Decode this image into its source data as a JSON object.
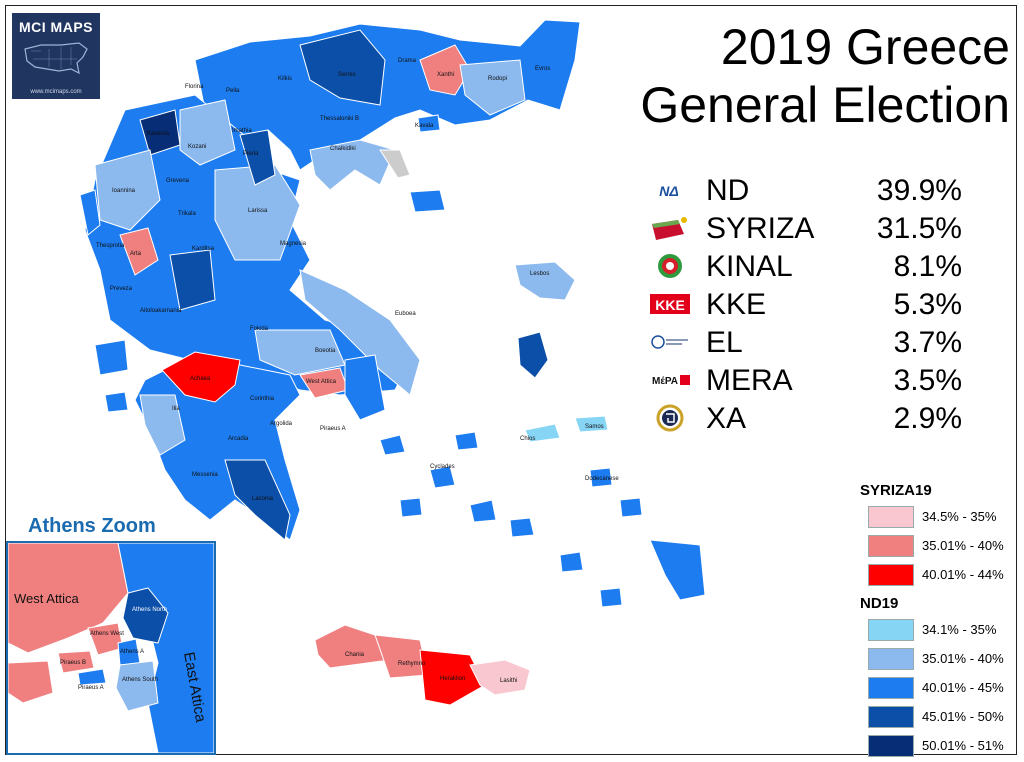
{
  "logo": {
    "text": "MCI MAPS",
    "url": "www.mcimaps.com"
  },
  "title": {
    "line1": "2019 Greece",
    "line2": "General Election"
  },
  "results": [
    {
      "icon": "nd-logo-icon",
      "party": "ND",
      "pct": "39.9%"
    },
    {
      "icon": "syriza-logo-icon",
      "party": "SYRIZA",
      "pct": "31.5%"
    },
    {
      "icon": "kinal-logo-icon",
      "party": "KINAL",
      "pct": "8.1%"
    },
    {
      "icon": "kke-logo-icon",
      "party": "KKE",
      "pct": "5.3%"
    },
    {
      "icon": "el-logo-icon",
      "party": "EL",
      "pct": "3.7%"
    },
    {
      "icon": "mera-logo-icon",
      "party": "MERA",
      "pct": "3.5%"
    },
    {
      "icon": "xa-logo-icon",
      "party": "XA",
      "pct": "2.9%"
    }
  ],
  "legend": {
    "syriza": {
      "title": "SYRIZA19",
      "bins": [
        {
          "label": "34.5% - 35%",
          "color": "#f9c7cf"
        },
        {
          "label": "35.01% - 40%",
          "color": "#f08080"
        },
        {
          "label": "40.01% - 44%",
          "color": "#ff0000"
        }
      ]
    },
    "nd": {
      "title": "ND19",
      "bins": [
        {
          "label": "34.1% - 35%",
          "color": "#86d5f5"
        },
        {
          "label": "35.01% - 40%",
          "color": "#8cb9ee"
        },
        {
          "label": "40.01% - 45%",
          "color": "#1c7cf0"
        },
        {
          "label": "45.01% - 50%",
          "color": "#0c4fa8"
        },
        {
          "label": "50.01% - 51%",
          "color": "#062d76"
        }
      ]
    }
  },
  "inset": {
    "title": "Athens Zoom",
    "labels": [
      "West Attica",
      "Athens West",
      "Athens North",
      "Athens A",
      "Piraeus B",
      "Piraeus A",
      "Athens South",
      "East Attica"
    ]
  },
  "map_labels": [
    "Florina",
    "Kilkis",
    "Serres",
    "Drama",
    "Xanthi",
    "Rodopi",
    "Evros",
    "Kastoria",
    "Kozani",
    "Imathia",
    "Pella",
    "Thessaloniki B",
    "Chalkidiki",
    "Kavala",
    "Pieria",
    "Ioannina",
    "Grevena",
    "Trikala",
    "Karditsa",
    "Larissa",
    "Magnesia",
    "Arta",
    "Preveza",
    "Lesbos",
    "Euboea",
    "Aitoloakarnania",
    "Fokida",
    "Boeotia",
    "Achaea",
    "Corinthia",
    "Argolida",
    "Ilia",
    "Arcadia",
    "Messenia",
    "Laconia",
    "Samos",
    "Chios",
    "Cyclades",
    "Dodecanese",
    "Chania",
    "Rethymno",
    "Heraklion",
    "Lasithi",
    "Piraeus A",
    "West Attica",
    "Thesprotia"
  ],
  "colors": {
    "nd_mid": "#1c7cf0",
    "nd_dark": "#0c4fa8",
    "nd_light": "#8cb9ee",
    "syriza_mid": "#f08080",
    "syriza_dark": "#ff0000"
  }
}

● DO THIS:
Transcribe all the lines above exactly, apart from the pictures.

● PROBLEM SOLUTION:
Decode this image into its source data as a JSON object.
{
  "logo": {
    "text": "MCI MAPS",
    "url": "www.mcimaps.com"
  },
  "title": {
    "line1": "2019 Greece",
    "line2": "General Election"
  },
  "results": [
    {
      "icon": "nd-logo-icon",
      "party": "ND",
      "pct": "39.9%"
    },
    {
      "icon": "syriza-logo-icon",
      "party": "SYRIZA",
      "pct": "31.5%"
    },
    {
      "icon": "kinal-logo-icon",
      "party": "KINAL",
      "pct": "8.1%"
    },
    {
      "icon": "kke-logo-icon",
      "party": "KKE",
      "pct": "5.3%"
    },
    {
      "icon": "el-logo-icon",
      "party": "EL",
      "pct": "3.7%"
    },
    {
      "icon": "mera-logo-icon",
      "party": "MERA",
      "pct": "3.5%"
    },
    {
      "icon": "xa-logo-icon",
      "party": "XA",
      "pct": "2.9%"
    }
  ],
  "legend": {
    "syriza": {
      "title": "SYRIZA19",
      "bins": [
        {
          "label": "34.5% - 35%",
          "color": "#f9c7cf"
        },
        {
          "label": "35.01% - 40%",
          "color": "#f08080"
        },
        {
          "label": "40.01% - 44%",
          "color": "#ff0000"
        }
      ]
    },
    "nd": {
      "title": "ND19",
      "bins": [
        {
          "label": "34.1% - 35%",
          "color": "#86d5f5"
        },
        {
          "label": "35.01% - 40%",
          "color": "#8cb9ee"
        },
        {
          "label": "40.01% - 45%",
          "color": "#1c7cf0"
        },
        {
          "label": "45.01% - 50%",
          "color": "#0c4fa8"
        },
        {
          "label": "50.01% - 51%",
          "color": "#062d76"
        }
      ]
    }
  },
  "inset": {
    "title": "Athens Zoom",
    "labels": [
      "West Attica",
      "Athens West",
      "Athens North",
      "Athens A",
      "Piraeus B",
      "Piraeus A",
      "Athens South",
      "East Attica"
    ]
  },
  "map_labels": [
    "Florina",
    "Kilkis",
    "Serres",
    "Drama",
    "Xanthi",
    "Rodopi",
    "Evros",
    "Kastoria",
    "Kozani",
    "Imathia",
    "Pella",
    "Thessaloniki B",
    "Chalkidiki",
    "Kavala",
    "Pieria",
    "Ioannina",
    "Grevena",
    "Trikala",
    "Karditsa",
    "Larissa",
    "Magnesia",
    "Arta",
    "Preveza",
    "Lesbos",
    "Euboea",
    "Aitoloakarnania",
    "Fokida",
    "Boeotia",
    "Achaea",
    "Corinthia",
    "Argolida",
    "Ilia",
    "Arcadia",
    "Messenia",
    "Laconia",
    "Samos",
    "Chios",
    "Cyclades",
    "Dodecanese",
    "Chania",
    "Rethymno",
    "Heraklion",
    "Lasithi",
    "Piraeus A",
    "West Attica",
    "Thesprotia"
  ],
  "colors": {
    "nd_mid": "#1c7cf0",
    "nd_dark": "#0c4fa8",
    "nd_light": "#8cb9ee",
    "syriza_mid": "#f08080",
    "syriza_dark": "#ff0000"
  }
}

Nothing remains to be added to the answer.